Written task —
Below are records to repeat exactly. Omit the pictures from the copy.

### Records to process ###

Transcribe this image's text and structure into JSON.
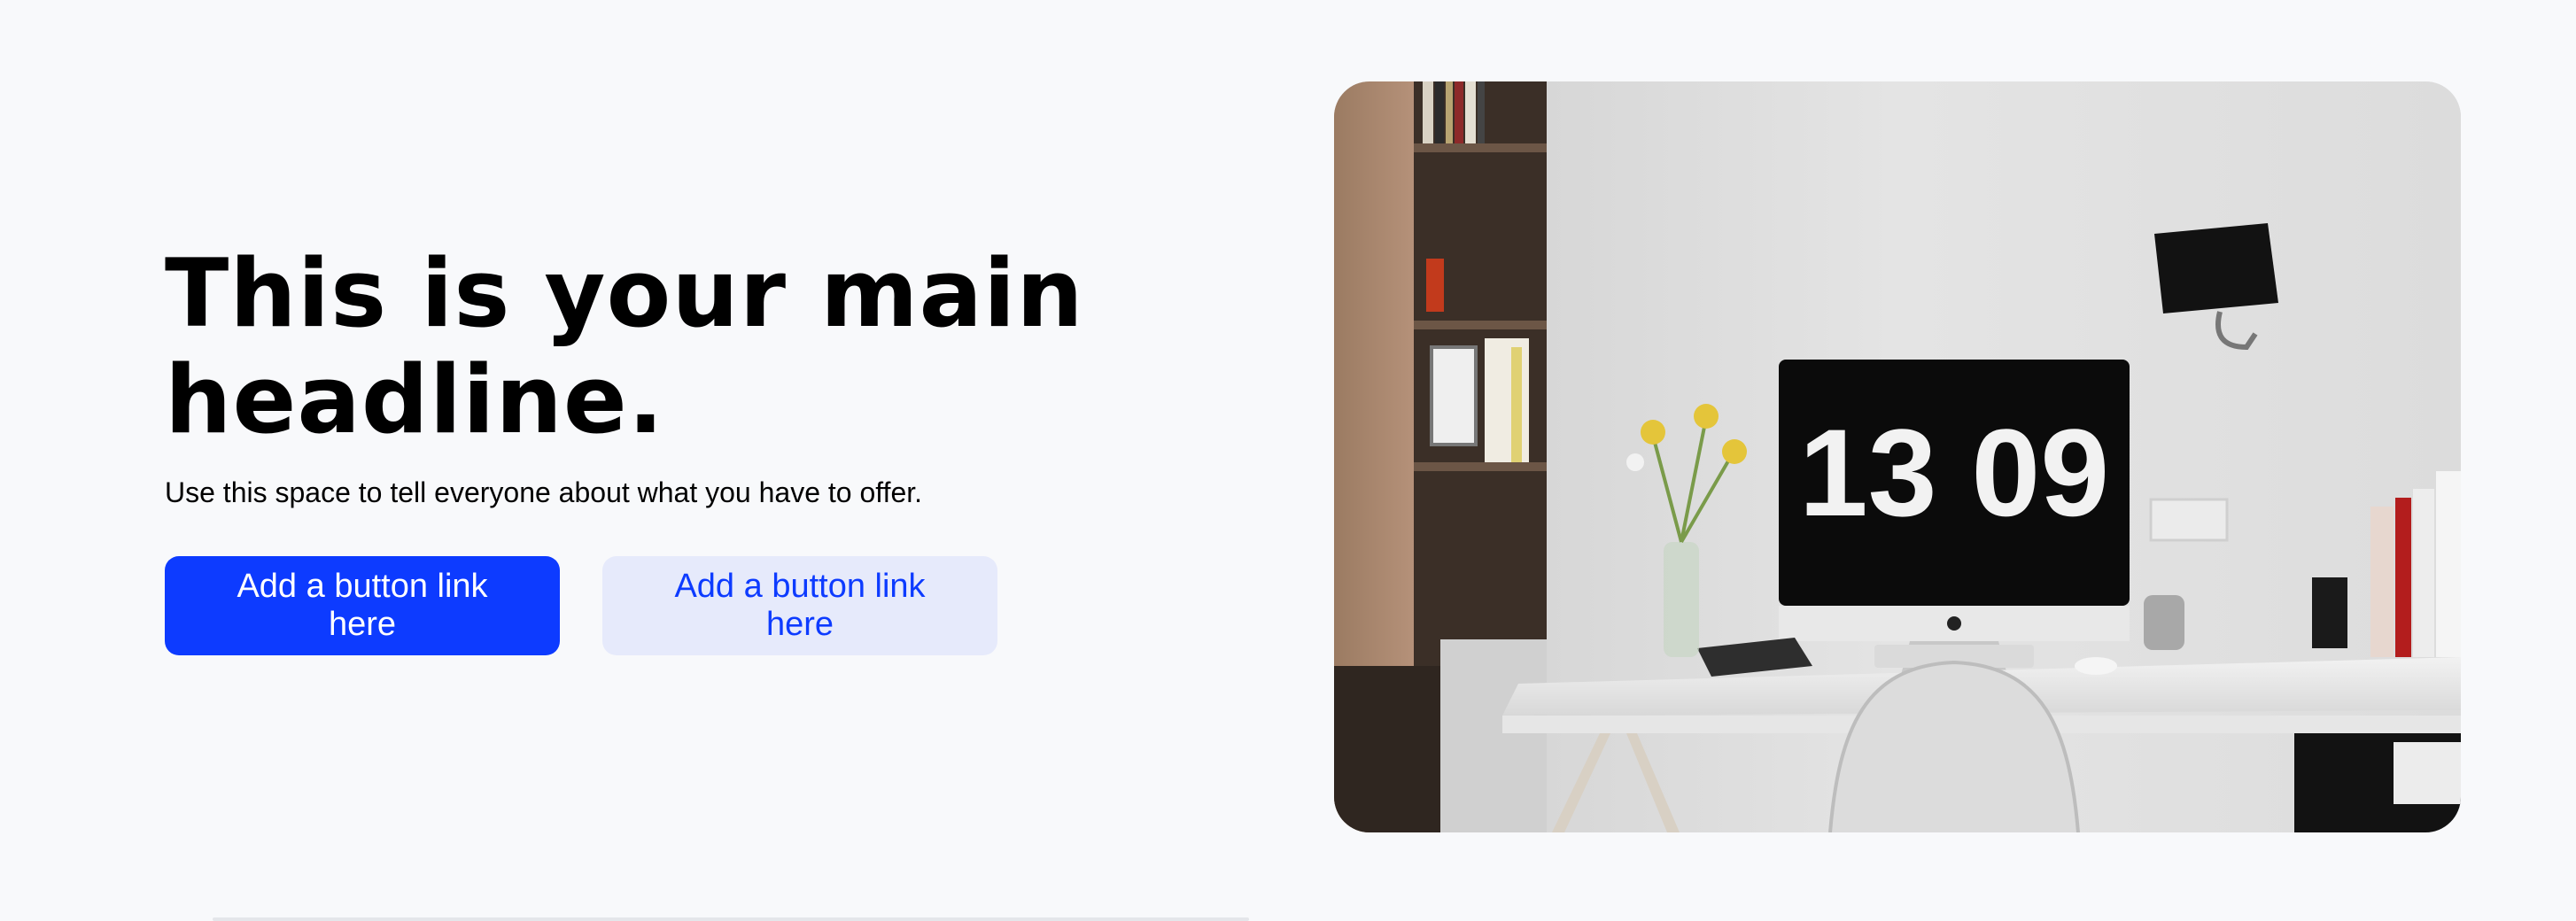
{
  "hero": {
    "headline": "This is your main headline.",
    "subline": "Use this space to tell everyone about what you have to offer.",
    "primary_button_label": "Add a button link here",
    "secondary_button_label": "Add a button link here"
  },
  "image": {
    "description_icon": "workspace-photo",
    "clock_text": "13 09"
  },
  "colors": {
    "page_background": "#f8f9fb",
    "primary_button": "#0d3bff",
    "secondary_button": "#e6eafb",
    "secondary_button_text": "#0d3bff"
  }
}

###

Answer —
Transcribe this image's text and structure into JSON.
{
  "hero": {
    "headline": "This is your main headline.",
    "subline": "Use this space to tell everyone about what you have to offer.",
    "primary_button_label": "Add a button link here",
    "secondary_button_label": "Add a button link here"
  },
  "image": {
    "description_icon": "workspace-photo",
    "clock_text": "13 09"
  },
  "colors": {
    "page_background": "#f8f9fb",
    "primary_button": "#0d3bff",
    "secondary_button": "#e6eafb",
    "secondary_button_text": "#0d3bff"
  }
}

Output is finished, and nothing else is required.